Copy every line of the following data that includes the string "JSON".

(Records about charts and figures)
****

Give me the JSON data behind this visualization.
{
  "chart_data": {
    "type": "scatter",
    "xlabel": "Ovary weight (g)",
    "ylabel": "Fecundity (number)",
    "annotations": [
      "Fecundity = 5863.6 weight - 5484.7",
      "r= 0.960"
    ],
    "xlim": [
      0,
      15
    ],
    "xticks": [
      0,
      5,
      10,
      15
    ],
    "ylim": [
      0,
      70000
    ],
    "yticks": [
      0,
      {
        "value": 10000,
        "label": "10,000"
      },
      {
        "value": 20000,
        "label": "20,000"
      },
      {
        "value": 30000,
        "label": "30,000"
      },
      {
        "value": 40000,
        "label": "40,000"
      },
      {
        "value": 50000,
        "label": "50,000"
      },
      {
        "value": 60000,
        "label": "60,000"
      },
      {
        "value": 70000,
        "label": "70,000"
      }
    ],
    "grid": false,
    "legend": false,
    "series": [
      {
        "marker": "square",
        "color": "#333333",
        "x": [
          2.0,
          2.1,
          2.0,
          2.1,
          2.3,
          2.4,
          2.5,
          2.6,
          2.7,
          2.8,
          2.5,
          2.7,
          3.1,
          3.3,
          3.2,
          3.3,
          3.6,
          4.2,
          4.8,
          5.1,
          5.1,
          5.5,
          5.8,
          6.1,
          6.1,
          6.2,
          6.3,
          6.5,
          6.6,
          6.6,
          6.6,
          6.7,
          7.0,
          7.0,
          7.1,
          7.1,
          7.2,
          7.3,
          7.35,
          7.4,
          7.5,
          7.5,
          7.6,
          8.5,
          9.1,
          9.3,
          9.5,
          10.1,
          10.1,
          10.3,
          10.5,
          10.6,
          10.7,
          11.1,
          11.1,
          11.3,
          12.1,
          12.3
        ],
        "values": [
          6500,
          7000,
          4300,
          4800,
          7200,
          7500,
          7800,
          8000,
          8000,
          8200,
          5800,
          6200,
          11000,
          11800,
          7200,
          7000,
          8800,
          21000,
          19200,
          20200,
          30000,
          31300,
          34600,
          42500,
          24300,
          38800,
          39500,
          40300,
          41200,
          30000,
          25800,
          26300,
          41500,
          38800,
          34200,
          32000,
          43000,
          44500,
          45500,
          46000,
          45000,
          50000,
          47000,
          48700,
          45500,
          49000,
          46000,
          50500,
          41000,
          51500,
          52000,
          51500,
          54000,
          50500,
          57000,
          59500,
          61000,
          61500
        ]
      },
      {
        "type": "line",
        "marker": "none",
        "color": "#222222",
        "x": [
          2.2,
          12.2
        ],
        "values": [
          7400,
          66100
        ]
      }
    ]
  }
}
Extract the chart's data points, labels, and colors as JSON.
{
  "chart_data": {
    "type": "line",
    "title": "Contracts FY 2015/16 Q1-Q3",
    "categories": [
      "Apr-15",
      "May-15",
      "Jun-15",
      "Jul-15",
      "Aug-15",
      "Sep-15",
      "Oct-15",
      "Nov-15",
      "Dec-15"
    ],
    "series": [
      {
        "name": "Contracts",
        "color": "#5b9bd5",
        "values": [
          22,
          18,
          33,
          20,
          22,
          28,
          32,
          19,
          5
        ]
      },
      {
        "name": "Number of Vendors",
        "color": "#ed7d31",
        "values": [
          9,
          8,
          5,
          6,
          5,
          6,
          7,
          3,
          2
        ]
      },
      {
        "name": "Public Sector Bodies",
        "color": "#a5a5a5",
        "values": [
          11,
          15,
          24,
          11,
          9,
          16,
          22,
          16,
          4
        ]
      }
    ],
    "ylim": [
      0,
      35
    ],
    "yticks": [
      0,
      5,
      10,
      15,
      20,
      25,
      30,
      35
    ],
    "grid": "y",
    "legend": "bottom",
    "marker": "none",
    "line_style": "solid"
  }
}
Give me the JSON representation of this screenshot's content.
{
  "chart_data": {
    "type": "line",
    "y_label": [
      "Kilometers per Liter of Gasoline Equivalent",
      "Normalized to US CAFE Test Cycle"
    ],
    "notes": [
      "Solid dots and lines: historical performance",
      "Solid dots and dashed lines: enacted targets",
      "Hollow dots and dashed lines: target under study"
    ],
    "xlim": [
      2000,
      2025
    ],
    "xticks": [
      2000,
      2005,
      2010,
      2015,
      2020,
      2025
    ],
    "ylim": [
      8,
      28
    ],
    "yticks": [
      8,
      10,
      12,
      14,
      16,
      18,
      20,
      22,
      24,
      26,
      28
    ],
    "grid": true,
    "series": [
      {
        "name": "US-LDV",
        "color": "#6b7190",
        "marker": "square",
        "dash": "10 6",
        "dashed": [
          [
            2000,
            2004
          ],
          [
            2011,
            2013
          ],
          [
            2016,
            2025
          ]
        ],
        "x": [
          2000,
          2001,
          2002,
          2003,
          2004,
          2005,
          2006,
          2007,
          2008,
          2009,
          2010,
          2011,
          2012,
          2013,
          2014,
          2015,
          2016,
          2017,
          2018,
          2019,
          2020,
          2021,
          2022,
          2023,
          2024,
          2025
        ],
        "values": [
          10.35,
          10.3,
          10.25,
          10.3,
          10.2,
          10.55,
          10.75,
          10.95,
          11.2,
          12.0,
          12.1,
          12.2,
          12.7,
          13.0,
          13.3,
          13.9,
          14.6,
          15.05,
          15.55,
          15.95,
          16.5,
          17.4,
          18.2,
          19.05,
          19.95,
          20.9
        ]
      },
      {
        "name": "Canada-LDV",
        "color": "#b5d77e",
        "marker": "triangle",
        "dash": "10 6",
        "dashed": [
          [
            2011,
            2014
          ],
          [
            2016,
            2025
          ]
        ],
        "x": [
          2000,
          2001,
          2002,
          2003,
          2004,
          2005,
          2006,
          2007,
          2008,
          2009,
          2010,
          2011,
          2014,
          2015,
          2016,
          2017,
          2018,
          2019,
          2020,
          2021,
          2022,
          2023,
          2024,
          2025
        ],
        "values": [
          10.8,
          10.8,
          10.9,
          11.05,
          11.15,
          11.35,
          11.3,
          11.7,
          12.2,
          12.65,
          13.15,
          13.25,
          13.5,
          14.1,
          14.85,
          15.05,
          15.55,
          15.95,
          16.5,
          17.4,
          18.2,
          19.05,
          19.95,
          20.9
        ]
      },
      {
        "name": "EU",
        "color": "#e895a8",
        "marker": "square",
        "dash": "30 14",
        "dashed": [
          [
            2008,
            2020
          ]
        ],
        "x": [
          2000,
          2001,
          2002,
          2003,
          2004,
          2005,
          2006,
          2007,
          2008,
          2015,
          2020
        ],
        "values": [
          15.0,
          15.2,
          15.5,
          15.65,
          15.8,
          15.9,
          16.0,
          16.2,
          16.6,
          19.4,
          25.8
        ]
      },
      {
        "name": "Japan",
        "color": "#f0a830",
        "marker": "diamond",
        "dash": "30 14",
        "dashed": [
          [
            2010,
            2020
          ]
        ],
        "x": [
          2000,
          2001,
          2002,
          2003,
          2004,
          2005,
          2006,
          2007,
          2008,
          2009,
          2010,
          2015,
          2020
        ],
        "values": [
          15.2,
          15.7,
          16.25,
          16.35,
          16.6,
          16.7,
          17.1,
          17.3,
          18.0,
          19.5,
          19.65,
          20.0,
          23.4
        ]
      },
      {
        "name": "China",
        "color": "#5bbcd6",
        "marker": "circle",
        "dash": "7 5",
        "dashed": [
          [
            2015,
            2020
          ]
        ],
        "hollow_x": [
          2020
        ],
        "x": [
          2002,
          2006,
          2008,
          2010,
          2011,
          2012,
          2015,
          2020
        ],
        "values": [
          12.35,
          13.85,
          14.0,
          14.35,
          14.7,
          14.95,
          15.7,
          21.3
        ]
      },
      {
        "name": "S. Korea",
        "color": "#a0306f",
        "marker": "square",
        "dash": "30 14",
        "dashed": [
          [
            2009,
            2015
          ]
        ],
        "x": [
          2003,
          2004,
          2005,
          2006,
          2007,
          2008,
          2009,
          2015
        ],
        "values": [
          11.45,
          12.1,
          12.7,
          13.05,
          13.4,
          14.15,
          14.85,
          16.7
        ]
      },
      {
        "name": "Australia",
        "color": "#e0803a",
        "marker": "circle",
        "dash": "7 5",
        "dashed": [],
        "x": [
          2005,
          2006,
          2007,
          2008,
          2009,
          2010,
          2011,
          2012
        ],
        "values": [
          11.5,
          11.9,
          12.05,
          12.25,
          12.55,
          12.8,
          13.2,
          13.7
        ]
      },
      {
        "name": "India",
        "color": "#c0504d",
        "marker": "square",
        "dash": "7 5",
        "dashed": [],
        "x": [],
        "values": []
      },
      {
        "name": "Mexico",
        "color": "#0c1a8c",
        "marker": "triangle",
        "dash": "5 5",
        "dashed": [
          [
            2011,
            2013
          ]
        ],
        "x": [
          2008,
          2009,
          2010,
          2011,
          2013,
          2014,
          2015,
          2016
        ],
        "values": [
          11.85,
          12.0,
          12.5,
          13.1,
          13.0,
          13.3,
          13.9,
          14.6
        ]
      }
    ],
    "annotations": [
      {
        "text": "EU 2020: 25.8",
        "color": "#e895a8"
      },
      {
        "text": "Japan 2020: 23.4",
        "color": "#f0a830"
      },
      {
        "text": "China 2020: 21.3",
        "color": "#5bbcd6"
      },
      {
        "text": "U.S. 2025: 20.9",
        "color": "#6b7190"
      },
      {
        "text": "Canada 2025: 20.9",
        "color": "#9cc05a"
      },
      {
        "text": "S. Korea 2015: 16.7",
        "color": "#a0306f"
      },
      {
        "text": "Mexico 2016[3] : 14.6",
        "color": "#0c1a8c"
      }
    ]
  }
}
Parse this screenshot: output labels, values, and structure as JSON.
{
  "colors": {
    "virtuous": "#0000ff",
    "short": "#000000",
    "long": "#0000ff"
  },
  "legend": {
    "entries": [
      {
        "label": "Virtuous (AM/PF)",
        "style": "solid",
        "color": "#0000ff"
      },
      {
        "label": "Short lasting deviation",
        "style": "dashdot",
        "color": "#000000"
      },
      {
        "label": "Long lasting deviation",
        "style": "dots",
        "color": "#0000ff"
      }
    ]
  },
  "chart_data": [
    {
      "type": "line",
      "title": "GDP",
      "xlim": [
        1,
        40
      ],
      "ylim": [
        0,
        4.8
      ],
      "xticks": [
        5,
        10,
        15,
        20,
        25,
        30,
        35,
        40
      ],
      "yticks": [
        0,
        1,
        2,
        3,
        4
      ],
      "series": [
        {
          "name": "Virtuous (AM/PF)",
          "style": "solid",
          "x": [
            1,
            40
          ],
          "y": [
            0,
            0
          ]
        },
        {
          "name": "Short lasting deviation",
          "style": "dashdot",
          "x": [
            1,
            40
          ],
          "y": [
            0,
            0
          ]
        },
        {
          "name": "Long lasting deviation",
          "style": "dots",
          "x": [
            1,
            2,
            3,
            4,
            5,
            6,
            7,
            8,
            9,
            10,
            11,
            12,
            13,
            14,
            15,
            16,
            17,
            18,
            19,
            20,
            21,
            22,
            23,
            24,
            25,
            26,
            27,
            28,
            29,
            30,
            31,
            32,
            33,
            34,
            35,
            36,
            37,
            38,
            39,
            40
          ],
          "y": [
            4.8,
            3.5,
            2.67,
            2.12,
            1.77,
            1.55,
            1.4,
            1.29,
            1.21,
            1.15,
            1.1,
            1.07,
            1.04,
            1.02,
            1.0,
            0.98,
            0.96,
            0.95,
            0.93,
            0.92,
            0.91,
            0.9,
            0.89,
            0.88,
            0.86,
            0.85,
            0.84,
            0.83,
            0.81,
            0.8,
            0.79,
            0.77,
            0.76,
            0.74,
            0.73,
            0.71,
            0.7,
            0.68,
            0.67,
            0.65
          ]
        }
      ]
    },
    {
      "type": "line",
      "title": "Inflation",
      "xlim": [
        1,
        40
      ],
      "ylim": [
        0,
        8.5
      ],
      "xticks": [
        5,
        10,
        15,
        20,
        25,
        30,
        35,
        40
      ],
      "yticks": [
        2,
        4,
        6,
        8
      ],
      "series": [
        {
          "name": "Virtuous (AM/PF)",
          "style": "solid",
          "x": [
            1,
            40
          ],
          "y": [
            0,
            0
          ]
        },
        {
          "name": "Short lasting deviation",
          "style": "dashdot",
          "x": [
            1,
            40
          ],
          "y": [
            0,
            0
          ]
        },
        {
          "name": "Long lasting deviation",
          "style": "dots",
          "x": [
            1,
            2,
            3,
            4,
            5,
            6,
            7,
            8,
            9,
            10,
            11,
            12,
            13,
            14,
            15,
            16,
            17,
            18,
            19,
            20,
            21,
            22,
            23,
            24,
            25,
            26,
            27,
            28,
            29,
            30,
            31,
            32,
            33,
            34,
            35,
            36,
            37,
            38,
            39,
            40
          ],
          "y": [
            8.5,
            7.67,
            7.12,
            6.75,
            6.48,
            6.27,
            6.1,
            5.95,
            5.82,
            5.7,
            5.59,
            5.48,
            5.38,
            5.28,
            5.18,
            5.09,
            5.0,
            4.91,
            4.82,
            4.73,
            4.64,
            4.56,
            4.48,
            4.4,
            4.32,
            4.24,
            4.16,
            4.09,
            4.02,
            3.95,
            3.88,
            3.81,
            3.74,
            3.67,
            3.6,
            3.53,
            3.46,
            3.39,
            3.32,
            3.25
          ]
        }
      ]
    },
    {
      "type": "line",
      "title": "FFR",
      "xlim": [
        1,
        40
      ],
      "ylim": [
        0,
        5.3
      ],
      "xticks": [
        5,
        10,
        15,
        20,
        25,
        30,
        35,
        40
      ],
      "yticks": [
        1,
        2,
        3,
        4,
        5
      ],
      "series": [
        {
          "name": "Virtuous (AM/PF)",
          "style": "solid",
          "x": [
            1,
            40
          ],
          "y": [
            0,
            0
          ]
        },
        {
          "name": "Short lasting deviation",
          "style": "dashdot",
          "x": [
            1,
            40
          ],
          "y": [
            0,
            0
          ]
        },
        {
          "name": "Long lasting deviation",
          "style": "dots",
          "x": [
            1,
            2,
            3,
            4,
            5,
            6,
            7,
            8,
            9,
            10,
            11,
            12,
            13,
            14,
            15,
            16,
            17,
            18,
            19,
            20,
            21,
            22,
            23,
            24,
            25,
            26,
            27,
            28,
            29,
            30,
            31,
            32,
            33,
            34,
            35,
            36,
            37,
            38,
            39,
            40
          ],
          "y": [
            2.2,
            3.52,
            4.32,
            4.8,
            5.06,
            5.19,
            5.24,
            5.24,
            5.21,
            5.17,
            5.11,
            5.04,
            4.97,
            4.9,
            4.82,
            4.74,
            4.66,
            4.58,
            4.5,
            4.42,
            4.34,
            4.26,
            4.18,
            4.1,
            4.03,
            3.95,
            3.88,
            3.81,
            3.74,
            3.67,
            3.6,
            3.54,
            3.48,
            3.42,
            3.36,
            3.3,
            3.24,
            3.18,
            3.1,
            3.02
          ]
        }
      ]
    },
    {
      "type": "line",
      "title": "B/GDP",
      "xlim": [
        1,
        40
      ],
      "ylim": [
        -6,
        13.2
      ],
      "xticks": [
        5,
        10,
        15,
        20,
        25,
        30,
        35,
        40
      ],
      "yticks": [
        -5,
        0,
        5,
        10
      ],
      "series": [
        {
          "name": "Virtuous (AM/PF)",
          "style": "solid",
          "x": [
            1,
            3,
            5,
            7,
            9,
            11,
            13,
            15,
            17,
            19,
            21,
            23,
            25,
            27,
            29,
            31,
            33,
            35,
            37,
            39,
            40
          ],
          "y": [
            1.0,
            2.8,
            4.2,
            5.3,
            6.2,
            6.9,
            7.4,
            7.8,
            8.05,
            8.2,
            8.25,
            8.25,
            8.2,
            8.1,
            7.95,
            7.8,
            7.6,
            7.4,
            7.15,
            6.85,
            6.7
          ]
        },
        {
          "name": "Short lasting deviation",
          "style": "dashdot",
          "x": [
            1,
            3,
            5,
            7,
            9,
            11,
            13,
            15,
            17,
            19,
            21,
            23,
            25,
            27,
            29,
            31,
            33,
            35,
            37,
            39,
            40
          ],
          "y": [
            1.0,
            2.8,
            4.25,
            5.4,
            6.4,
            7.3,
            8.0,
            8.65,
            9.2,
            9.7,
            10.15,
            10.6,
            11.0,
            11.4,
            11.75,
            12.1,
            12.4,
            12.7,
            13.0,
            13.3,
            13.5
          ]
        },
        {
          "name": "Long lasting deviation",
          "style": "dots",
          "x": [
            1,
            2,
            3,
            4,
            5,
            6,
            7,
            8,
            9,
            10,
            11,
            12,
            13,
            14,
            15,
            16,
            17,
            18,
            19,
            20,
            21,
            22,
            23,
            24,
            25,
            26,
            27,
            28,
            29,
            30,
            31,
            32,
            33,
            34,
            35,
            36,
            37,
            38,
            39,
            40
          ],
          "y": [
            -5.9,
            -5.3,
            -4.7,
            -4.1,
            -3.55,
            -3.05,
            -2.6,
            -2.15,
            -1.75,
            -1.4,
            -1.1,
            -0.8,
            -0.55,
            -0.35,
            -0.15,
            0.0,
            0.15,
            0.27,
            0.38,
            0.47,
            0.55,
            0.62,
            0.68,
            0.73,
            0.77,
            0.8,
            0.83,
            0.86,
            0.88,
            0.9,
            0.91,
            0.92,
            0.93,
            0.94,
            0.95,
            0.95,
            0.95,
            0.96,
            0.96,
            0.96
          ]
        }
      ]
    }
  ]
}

****

▸ **Output for this exercise**
Give me the JSON data behind this visualization.
Extract the chart's data points, labels, and colors as JSON.
Give me the JSON representation of this screenshot's content.
Parse this screenshot: output labels, values, and structure as JSON.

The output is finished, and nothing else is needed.